_Task requirements_
In the listing, convert the part that opens with the line containing "status-badge: Potential [1056,310,1129,335]" and closes with the line containing "feature-name: Suspend Student" into a JSON list of strings, one string per line and both end lines included. Leave out blank lines and everything outside that part.

_Material to process_
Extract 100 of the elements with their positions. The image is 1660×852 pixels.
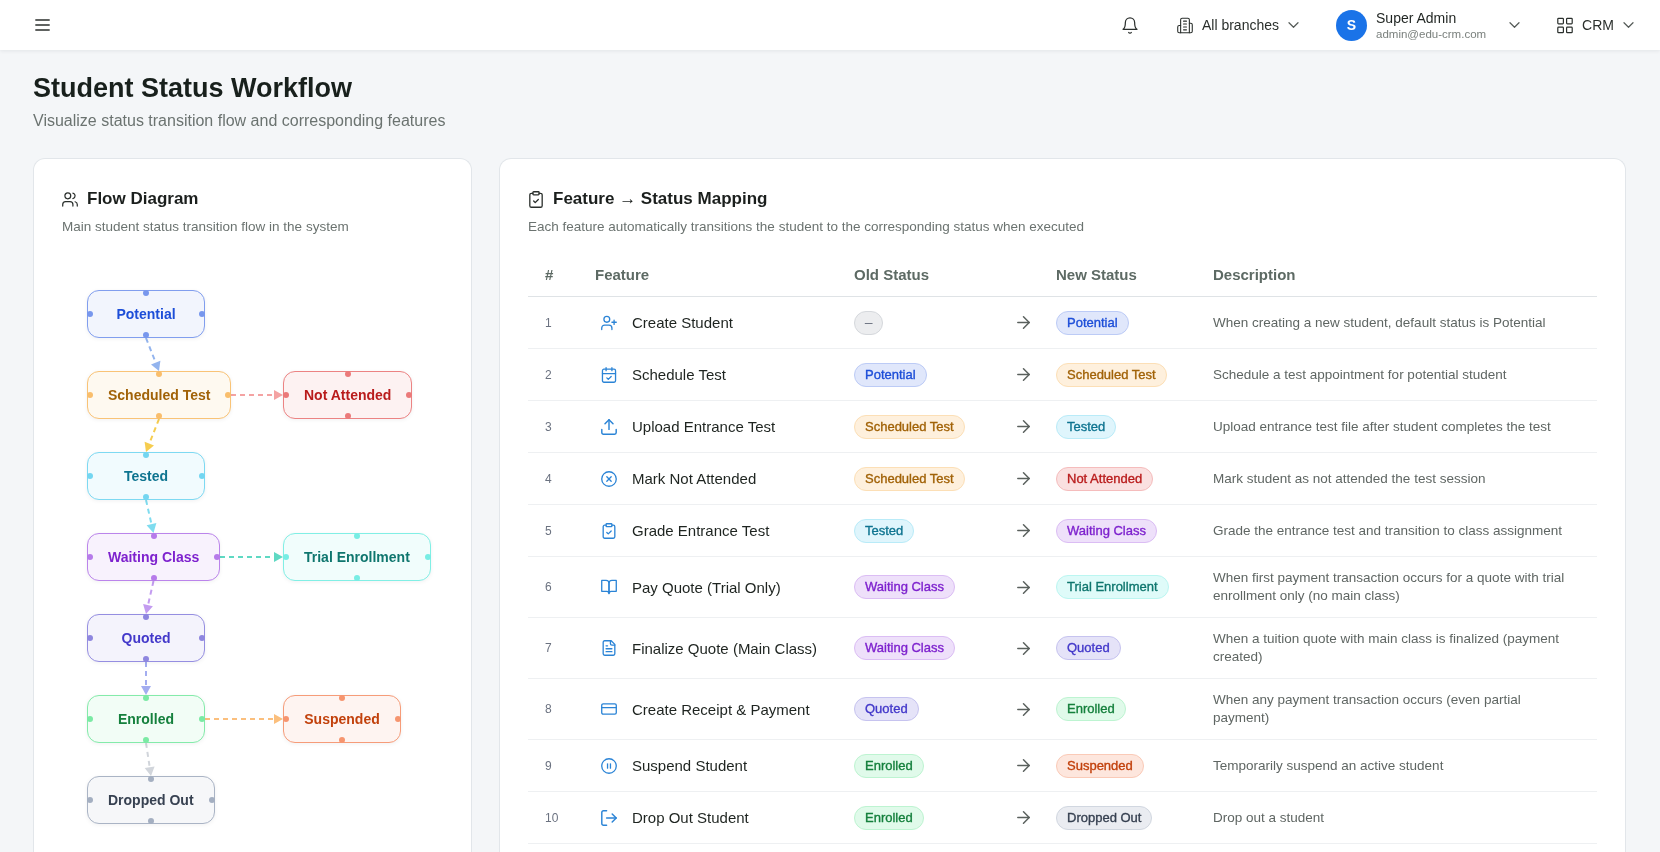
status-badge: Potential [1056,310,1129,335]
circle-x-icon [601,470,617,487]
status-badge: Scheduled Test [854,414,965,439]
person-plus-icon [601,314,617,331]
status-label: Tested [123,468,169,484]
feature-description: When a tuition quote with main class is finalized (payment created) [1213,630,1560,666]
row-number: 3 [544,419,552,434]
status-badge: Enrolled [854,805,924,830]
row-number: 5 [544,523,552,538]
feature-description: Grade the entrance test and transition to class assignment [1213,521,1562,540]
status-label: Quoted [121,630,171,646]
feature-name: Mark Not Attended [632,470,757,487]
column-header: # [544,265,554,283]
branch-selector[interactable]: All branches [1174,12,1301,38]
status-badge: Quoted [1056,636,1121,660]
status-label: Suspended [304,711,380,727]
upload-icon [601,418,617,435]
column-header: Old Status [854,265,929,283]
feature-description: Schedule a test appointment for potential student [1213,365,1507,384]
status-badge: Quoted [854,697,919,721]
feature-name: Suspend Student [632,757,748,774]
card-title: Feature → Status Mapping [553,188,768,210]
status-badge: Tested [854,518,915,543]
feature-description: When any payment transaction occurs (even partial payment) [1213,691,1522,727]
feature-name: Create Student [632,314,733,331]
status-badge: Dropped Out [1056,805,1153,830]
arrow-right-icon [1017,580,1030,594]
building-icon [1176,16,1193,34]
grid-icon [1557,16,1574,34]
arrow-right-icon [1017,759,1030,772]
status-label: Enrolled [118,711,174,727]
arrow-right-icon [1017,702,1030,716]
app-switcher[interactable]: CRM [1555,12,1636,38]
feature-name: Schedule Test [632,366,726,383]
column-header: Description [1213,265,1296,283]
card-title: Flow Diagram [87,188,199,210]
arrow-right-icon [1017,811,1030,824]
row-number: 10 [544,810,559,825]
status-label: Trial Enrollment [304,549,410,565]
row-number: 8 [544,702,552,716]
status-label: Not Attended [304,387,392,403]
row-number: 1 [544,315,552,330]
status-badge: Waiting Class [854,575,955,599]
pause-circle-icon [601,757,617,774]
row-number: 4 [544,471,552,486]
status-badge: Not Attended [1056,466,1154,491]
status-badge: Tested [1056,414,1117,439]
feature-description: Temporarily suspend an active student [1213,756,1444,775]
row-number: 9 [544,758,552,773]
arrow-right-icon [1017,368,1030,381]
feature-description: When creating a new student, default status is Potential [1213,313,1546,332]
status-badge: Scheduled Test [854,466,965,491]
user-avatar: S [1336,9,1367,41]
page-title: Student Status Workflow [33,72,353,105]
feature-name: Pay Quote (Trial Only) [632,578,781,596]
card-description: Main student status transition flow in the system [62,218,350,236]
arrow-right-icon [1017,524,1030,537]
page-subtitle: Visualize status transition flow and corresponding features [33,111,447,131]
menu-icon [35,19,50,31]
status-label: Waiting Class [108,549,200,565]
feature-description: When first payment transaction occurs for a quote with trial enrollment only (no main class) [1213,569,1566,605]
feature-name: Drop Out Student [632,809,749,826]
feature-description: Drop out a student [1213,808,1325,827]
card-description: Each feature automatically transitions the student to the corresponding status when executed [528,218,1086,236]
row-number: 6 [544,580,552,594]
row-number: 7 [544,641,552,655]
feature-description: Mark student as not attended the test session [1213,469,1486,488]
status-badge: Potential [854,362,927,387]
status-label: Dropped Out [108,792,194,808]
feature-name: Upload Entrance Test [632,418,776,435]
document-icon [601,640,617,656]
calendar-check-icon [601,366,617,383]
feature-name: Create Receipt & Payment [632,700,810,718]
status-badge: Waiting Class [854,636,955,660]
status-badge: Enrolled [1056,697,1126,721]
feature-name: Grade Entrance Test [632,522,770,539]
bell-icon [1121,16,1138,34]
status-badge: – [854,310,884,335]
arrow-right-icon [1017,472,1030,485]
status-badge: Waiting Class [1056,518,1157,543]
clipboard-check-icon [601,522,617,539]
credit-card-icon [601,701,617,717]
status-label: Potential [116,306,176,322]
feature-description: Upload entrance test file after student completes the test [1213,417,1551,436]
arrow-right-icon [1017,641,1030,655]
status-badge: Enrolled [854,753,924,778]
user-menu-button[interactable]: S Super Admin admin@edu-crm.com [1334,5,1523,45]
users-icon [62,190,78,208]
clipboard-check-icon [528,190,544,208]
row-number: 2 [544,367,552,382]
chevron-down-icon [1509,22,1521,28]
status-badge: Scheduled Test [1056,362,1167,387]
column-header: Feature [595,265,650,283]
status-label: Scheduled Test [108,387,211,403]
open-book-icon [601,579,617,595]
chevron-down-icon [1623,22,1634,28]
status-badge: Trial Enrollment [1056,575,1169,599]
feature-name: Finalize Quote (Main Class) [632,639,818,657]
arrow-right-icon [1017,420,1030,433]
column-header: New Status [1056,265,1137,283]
--
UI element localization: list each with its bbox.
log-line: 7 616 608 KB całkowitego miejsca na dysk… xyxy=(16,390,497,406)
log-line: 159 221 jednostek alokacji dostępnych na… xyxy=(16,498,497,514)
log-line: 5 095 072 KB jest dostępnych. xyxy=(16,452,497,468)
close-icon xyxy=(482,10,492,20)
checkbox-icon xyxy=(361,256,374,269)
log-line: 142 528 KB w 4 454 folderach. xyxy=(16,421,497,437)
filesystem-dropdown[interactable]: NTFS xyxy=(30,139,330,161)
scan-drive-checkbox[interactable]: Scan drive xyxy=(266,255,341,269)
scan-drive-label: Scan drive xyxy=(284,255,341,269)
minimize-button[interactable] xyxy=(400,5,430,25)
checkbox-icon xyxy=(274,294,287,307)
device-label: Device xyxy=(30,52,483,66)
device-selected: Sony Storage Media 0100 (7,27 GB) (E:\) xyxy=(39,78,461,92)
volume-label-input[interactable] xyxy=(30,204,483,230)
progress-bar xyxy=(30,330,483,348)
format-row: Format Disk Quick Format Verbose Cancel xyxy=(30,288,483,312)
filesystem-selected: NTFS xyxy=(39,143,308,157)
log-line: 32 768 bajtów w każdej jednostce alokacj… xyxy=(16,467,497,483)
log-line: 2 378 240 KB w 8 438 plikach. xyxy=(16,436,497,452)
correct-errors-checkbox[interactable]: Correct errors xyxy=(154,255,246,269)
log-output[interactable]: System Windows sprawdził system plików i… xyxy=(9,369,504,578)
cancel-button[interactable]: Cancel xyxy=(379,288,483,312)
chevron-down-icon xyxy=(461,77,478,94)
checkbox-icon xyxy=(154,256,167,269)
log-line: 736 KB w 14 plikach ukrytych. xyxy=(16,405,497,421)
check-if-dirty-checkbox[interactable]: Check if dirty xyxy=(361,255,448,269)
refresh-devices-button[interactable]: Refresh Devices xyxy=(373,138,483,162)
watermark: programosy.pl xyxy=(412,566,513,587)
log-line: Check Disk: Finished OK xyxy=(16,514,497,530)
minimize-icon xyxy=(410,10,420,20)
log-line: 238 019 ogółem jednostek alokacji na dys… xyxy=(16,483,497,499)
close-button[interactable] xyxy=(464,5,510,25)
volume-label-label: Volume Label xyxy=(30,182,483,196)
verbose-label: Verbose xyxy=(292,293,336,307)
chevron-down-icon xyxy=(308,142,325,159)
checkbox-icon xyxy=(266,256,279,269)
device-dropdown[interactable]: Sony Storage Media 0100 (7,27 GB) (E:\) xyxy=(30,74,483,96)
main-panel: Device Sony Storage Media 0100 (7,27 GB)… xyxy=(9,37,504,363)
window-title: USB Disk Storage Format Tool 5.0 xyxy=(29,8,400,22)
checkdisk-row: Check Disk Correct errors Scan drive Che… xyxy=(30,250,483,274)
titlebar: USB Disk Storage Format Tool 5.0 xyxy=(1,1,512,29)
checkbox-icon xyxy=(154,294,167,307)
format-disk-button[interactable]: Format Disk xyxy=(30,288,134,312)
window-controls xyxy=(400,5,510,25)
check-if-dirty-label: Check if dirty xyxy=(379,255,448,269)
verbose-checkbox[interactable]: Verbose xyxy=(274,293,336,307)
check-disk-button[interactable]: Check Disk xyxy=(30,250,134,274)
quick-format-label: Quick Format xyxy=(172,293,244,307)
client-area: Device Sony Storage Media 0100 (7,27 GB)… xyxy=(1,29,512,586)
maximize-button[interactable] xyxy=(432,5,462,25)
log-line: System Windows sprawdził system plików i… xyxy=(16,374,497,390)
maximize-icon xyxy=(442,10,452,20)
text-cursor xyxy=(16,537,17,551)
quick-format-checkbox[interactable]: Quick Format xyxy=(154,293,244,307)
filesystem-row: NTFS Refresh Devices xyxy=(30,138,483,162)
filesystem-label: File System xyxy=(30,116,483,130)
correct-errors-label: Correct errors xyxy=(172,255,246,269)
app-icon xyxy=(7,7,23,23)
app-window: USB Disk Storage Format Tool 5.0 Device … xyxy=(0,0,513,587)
* * *
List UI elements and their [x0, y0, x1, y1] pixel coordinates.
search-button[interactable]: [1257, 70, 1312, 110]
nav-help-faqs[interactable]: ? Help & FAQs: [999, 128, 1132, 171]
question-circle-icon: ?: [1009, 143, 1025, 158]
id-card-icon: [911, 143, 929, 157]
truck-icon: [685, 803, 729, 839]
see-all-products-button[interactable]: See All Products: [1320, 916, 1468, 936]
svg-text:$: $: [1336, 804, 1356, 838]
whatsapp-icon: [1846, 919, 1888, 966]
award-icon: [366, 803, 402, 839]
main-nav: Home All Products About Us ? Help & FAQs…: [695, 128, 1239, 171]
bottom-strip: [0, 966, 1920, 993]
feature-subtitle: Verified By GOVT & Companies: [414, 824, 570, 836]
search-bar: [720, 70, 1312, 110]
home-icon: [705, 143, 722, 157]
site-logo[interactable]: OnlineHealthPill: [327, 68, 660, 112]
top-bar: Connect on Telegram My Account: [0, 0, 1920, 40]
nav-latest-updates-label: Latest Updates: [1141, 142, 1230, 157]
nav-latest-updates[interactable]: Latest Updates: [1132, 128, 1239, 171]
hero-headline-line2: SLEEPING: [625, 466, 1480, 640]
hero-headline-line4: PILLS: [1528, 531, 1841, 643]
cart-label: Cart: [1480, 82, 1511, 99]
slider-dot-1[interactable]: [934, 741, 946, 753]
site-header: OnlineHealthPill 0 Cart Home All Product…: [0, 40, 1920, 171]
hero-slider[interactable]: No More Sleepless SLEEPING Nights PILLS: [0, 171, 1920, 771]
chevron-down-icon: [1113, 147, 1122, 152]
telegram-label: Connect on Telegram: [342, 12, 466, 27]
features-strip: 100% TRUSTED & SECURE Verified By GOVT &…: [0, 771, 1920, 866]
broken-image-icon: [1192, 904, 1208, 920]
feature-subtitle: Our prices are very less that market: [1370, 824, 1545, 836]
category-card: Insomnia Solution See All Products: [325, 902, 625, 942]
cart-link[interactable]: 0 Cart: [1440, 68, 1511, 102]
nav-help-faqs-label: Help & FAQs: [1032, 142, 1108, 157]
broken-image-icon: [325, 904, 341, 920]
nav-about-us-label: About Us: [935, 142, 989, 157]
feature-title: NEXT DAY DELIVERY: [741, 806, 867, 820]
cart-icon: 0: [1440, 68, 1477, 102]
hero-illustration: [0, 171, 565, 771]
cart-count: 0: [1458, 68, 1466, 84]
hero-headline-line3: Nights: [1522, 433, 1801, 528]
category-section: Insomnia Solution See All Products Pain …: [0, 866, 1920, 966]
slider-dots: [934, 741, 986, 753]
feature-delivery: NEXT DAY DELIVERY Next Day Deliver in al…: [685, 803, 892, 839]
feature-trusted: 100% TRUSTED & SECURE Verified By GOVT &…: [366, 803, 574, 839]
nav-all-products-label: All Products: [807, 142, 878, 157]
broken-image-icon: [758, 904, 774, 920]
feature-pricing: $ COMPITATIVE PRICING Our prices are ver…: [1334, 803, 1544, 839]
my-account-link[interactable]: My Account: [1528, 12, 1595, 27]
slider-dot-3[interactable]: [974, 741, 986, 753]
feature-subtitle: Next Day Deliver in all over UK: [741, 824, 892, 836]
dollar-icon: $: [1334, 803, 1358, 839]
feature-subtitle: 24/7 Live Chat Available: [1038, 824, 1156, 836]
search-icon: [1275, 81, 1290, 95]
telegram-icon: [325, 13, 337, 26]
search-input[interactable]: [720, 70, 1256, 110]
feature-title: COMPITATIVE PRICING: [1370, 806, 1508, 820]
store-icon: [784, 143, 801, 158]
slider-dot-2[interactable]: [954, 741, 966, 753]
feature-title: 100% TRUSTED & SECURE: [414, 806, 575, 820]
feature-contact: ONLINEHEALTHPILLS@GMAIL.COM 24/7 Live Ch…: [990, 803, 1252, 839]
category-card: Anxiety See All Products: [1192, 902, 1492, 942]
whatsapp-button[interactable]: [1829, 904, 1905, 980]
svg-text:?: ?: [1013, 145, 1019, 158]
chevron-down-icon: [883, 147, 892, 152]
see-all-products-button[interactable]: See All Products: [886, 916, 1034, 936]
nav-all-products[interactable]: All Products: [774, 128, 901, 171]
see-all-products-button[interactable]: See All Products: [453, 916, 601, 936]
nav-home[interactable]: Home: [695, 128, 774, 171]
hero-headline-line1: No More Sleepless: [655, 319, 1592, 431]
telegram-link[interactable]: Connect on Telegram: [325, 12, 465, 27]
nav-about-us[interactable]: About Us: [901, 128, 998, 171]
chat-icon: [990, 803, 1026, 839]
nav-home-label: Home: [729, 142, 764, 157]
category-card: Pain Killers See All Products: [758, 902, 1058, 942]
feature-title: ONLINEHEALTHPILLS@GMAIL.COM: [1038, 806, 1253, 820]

_Finished task_
[
  "status-badge: Potential [1056,310,1129,335]",
  "circle-x-icon [601,470,617,487]",
  "status-badge: Scheduled Test [854,414,965,439]",
  "person-plus-icon [601,314,617,331]",
  "status-label: Tested [123,468,169,484]",
  "feature-description: When a tuition quote with main class is finalized (payment created) [1213,630,1560,666]",
  "row-number: 3 [544,419,552,434]",
  "status-badge: Enrolled [854,805,924,830]",
  "row-number: 5 [544,523,552,538]",
  "feature-description: Grade the entrance test and transition to class assignment [1213,521,1562,540]",
  "status-label: Quoted [121,630,171,646]",
  "feature-name: Mark Not Attended [632,470,757,487]",
  "column-header: # [544,265,554,283]",
  "branch-selector[interactable]: All branches [1174,12,1301,38]",
  "status-badge: Quoted [1056,636,1121,660]",
  "status-label: Suspended [304,711,380,727]",
  "upload-icon [601,418,617,435]",
  "column-header: Old Status [854,265,929,283]",
  "feature-description: Schedule a test appointment for potential student [1213,365,1507,384]",
  "status-badge: Quoted [854,697,919,721]",
  "feature-name: Suspend Student [632,757,748,774]"
]